(Exercise directions): Copy every record below, exactly as written.

(Data to use):
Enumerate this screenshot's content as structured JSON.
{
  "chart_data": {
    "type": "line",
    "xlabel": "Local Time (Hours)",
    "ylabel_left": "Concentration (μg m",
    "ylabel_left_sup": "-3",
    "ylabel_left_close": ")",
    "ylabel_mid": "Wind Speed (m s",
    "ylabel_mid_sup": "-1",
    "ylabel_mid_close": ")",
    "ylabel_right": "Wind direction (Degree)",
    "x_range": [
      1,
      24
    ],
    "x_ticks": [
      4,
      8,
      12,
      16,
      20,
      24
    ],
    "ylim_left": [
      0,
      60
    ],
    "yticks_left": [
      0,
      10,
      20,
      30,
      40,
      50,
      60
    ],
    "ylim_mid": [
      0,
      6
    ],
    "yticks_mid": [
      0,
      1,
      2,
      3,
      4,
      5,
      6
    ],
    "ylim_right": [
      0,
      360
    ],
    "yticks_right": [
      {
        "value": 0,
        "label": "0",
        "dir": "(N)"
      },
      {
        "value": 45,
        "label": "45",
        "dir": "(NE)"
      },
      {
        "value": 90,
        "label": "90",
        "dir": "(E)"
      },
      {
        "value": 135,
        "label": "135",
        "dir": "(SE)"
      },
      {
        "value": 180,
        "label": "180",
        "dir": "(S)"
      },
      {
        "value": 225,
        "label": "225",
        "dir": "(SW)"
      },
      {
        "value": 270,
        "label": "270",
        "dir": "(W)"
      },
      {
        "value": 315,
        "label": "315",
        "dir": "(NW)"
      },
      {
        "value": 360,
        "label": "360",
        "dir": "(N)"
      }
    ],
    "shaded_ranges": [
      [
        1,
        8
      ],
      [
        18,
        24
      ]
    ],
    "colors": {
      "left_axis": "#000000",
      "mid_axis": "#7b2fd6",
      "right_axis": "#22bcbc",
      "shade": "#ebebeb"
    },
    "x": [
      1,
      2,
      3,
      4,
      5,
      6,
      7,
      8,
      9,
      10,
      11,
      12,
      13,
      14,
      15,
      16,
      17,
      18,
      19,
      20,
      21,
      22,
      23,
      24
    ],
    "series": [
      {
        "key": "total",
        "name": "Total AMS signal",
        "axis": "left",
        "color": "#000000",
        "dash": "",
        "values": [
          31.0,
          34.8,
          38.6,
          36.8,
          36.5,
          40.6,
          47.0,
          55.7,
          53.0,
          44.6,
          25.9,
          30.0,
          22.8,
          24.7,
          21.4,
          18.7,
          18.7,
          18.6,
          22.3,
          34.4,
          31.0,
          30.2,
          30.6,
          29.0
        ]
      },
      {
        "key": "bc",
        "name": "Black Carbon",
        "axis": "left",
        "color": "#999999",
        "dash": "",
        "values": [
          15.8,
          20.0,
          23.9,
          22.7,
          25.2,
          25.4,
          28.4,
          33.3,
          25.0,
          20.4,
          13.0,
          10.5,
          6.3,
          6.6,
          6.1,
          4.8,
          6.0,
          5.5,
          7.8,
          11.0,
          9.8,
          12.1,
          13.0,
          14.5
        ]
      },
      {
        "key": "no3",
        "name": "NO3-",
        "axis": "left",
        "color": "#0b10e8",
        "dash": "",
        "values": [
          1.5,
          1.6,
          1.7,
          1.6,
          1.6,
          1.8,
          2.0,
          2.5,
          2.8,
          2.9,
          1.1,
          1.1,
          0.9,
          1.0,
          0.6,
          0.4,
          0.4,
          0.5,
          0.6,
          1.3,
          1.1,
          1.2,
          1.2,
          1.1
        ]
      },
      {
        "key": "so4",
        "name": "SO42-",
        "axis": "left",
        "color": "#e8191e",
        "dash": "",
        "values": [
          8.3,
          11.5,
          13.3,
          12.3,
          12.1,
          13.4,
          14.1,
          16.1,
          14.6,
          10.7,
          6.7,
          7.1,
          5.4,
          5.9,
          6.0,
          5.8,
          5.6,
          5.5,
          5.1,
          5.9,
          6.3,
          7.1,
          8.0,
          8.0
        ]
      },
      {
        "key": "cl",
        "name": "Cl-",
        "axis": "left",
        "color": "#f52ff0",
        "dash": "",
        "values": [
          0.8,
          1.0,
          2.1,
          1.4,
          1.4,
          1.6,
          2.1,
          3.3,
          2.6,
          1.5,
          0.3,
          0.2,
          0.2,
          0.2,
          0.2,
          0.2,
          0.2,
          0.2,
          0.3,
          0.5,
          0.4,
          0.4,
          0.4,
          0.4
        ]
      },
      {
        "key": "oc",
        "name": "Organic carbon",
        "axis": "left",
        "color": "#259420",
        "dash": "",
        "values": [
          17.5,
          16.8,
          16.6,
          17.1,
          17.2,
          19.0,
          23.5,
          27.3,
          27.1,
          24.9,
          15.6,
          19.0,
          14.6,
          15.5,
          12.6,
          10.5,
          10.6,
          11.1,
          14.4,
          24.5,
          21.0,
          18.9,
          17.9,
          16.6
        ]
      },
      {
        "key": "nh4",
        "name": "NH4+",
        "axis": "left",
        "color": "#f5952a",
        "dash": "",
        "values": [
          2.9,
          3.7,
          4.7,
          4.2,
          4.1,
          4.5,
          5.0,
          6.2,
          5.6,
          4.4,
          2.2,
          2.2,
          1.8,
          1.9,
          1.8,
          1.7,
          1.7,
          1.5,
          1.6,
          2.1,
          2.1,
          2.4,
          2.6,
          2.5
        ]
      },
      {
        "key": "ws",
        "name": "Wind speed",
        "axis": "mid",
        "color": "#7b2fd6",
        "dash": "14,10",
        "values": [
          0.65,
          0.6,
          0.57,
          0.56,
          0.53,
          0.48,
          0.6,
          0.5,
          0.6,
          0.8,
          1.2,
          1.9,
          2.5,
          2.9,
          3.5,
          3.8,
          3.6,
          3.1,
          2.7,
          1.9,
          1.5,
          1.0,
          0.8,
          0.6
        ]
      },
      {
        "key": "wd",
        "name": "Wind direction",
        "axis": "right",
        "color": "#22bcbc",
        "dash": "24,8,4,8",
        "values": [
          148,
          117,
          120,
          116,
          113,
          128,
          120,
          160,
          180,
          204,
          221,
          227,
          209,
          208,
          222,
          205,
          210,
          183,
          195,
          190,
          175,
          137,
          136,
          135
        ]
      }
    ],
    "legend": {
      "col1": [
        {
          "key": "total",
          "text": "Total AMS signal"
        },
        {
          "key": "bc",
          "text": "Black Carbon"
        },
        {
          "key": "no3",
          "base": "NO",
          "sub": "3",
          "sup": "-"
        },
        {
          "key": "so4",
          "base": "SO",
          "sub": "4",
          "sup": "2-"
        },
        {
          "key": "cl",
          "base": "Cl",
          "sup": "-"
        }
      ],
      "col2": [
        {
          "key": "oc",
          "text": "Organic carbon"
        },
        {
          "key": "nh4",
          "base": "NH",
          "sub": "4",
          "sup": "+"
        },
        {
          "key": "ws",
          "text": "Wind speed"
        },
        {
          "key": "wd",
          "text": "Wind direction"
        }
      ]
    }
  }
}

(Exercise response):
Enumerate this screenshot's content as structured JSON.
{
  "chart_data": {
    "type": "line",
    "xlabel": "Local Time (Hours)",
    "ylabel_left": "Concentration (μg m",
    "ylabel_left_sup": "-3",
    "ylabel_left_close": ")",
    "ylabel_mid": "Wind Speed (m s",
    "ylabel_mid_sup": "-1",
    "ylabel_mid_close": ")",
    "ylabel_right": "Wind direction (Degree)",
    "x_range": [
      1,
      24
    ],
    "x_ticks": [
      4,
      8,
      12,
      16,
      20,
      24
    ],
    "ylim_left": [
      0,
      60
    ],
    "yticks_left": [
      0,
      10,
      20,
      30,
      40,
      50,
      60
    ],
    "ylim_mid": [
      0,
      6
    ],
    "yticks_mid": [
      0,
      1,
      2,
      3,
      4,
      5,
      6
    ],
    "ylim_right": [
      0,
      360
    ],
    "yticks_right": [
      {
        "value": 0,
        "label": "0",
        "dir": "(N)"
      },
      {
        "value": 45,
        "label": "45",
        "dir": "(NE)"
      },
      {
        "value": 90,
        "label": "90",
        "dir": "(E)"
      },
      {
        "value": 135,
        "label": "135",
        "dir": "(SE)"
      },
      {
        "value": 180,
        "label": "180",
        "dir": "(S)"
      },
      {
        "value": 225,
        "label": "225",
        "dir": "(SW)"
      },
      {
        "value": 270,
        "label": "270",
        "dir": "(W)"
      },
      {
        "value": 315,
        "label": "315",
        "dir": "(NW)"
      },
      {
        "value": 360,
        "label": "360",
        "dir": "(N)"
      }
    ],
    "shaded_ranges": [
      [
        1,
        8
      ],
      [
        18,
        24
      ]
    ],
    "colors": {
      "left_axis": "#000000",
      "mid_axis": "#7b2fd6",
      "right_axis": "#22bcbc",
      "shade": "#ebebeb"
    },
    "x": [
      1,
      2,
      3,
      4,
      5,
      6,
      7,
      8,
      9,
      10,
      11,
      12,
      13,
      14,
      15,
      16,
      17,
      18,
      19,
      20,
      21,
      22,
      23,
      24
    ],
    "series": [
      {
        "key": "total",
        "name": "Total AMS signal",
        "axis": "left",
        "color": "#000000",
        "dash": "",
        "values": [
          31.0,
          34.8,
          38.6,
          36.8,
          36.5,
          40.6,
          47.0,
          55.7,
          53.0,
          44.6,
          25.9,
          30.0,
          22.8,
          24.7,
          21.4,
          18.7,
          18.7,
          18.6,
          22.3,
          34.4,
          31.0,
          30.2,
          30.6,
          29.0
        ]
      },
      {
        "key": "bc",
        "name": "Black Carbon",
        "axis": "left",
        "color": "#999999",
        "dash": "",
        "values": [
          15.8,
          20.0,
          23.9,
          22.7,
          25.2,
          25.4,
          28.4,
          33.3,
          25.0,
          20.4,
          13.0,
          10.5,
          6.3,
          6.6,
          6.1,
          4.8,
          6.0,
          5.5,
          7.8,
          11.0,
          9.8,
          12.1,
          13.0,
          14.5
        ]
      },
      {
        "key": "no3",
        "name": "NO3-",
        "axis": "left",
        "color": "#0b10e8",
        "dash": "",
        "values": [
          1.5,
          1.6,
          1.7,
          1.6,
          1.6,
          1.8,
          2.0,
          2.5,
          2.8,
          2.9,
          1.1,
          1.1,
          0.9,
          1.0,
          0.6,
          0.4,
          0.4,
          0.5,
          0.6,
          1.3,
          1.1,
          1.2,
          1.2,
          1.1
        ]
      },
      {
        "key": "so4",
        "name": "SO42-",
        "axis": "left",
        "color": "#e8191e",
        "dash": "",
        "values": [
          8.3,
          11.5,
          13.3,
          12.3,
          12.1,
          13.4,
          14.1,
          16.1,
          14.6,
          10.7,
          6.7,
          7.1,
          5.4,
          5.9,
          6.0,
          5.8,
          5.6,
          5.5,
          5.1,
          5.9,
          6.3,
          7.1,
          8.0,
          8.0
        ]
      },
      {
        "key": "cl",
        "name": "Cl-",
        "axis": "left",
        "color": "#f52ff0",
        "dash": "",
        "values": [
          0.8,
          1.0,
          2.1,
          1.4,
          1.4,
          1.6,
          2.1,
          3.3,
          2.6,
          1.5,
          0.3,
          0.2,
          0.2,
          0.2,
          0.2,
          0.2,
          0.2,
          0.2,
          0.3,
          0.5,
          0.4,
          0.4,
          0.4,
          0.4
        ]
      },
      {
        "key": "oc",
        "name": "Organic carbon",
        "axis": "left",
        "color": "#259420",
        "dash": "",
        "values": [
          17.5,
          16.8,
          16.6,
          17.1,
          17.2,
          19.0,
          23.5,
          27.3,
          27.1,
          24.9,
          15.6,
          19.0,
          14.6,
          15.5,
          12.6,
          10.5,
          10.6,
          11.1,
          14.4,
          24.5,
          21.0,
          18.9,
          17.9,
          16.6
        ]
      },
      {
        "key": "nh4",
        "name": "NH4+",
        "axis": "left",
        "color": "#f5952a",
        "dash": "",
        "values": [
          2.9,
          3.7,
          4.7,
          4.2,
          4.1,
          4.5,
          5.0,
          6.2,
          5.6,
          4.4,
          2.2,
          2.2,
          1.8,
          1.9,
          1.8,
          1.7,
          1.7,
          1.5,
          1.6,
          2.1,
          2.1,
          2.4,
          2.6,
          2.5
        ]
      },
      {
        "key": "ws",
        "name": "Wind speed",
        "axis": "mid",
        "color": "#7b2fd6",
        "dash": "14,10",
        "values": [
          0.65,
          0.6,
          0.57,
          0.56,
          0.53,
          0.48,
          0.6,
          0.5,
          0.6,
          0.8,
          1.2,
          1.9,
          2.5,
          2.9,
          3.5,
          3.8,
          3.6,
          3.1,
          2.7,
          1.9,
          1.5,
          1.0,
          0.8,
          0.6
        ]
      },
      {
        "key": "wd",
        "name": "Wind direction",
        "axis": "right",
        "color": "#22bcbc",
        "dash": "24,8,4,8",
        "values": [
          148,
          117,
          120,
          116,
          113,
          128,
          120,
          160,
          180,
          204,
          221,
          227,
          209,
          208,
          222,
          205,
          210,
          183,
          195,
          190,
          175,
          137,
          136,
          135
        ]
      }
    ],
    "legend": {
      "col1": [
        {
          "key": "total",
          "text": "Total AMS signal"
        },
        {
          "key": "bc",
          "text": "Black Carbon"
        },
        {
          "key": "no3",
          "base": "NO",
          "sub": "3",
          "sup": "-"
        },
        {
          "key": "so4",
          "base": "SO",
          "sub": "4",
          "sup": "2-"
        },
        {
          "key": "cl",
          "base": "Cl",
          "sup": "-"
        }
      ],
      "col2": [
        {
          "key": "oc",
          "text": "Organic carbon"
        },
        {
          "key": "nh4",
          "base": "NH",
          "sub": "4",
          "sup": "+"
        },
        {
          "key": "ws",
          "text": "Wind speed"
        },
        {
          "key": "wd",
          "text": "Wind direction"
        }
      ]
    }
  }
}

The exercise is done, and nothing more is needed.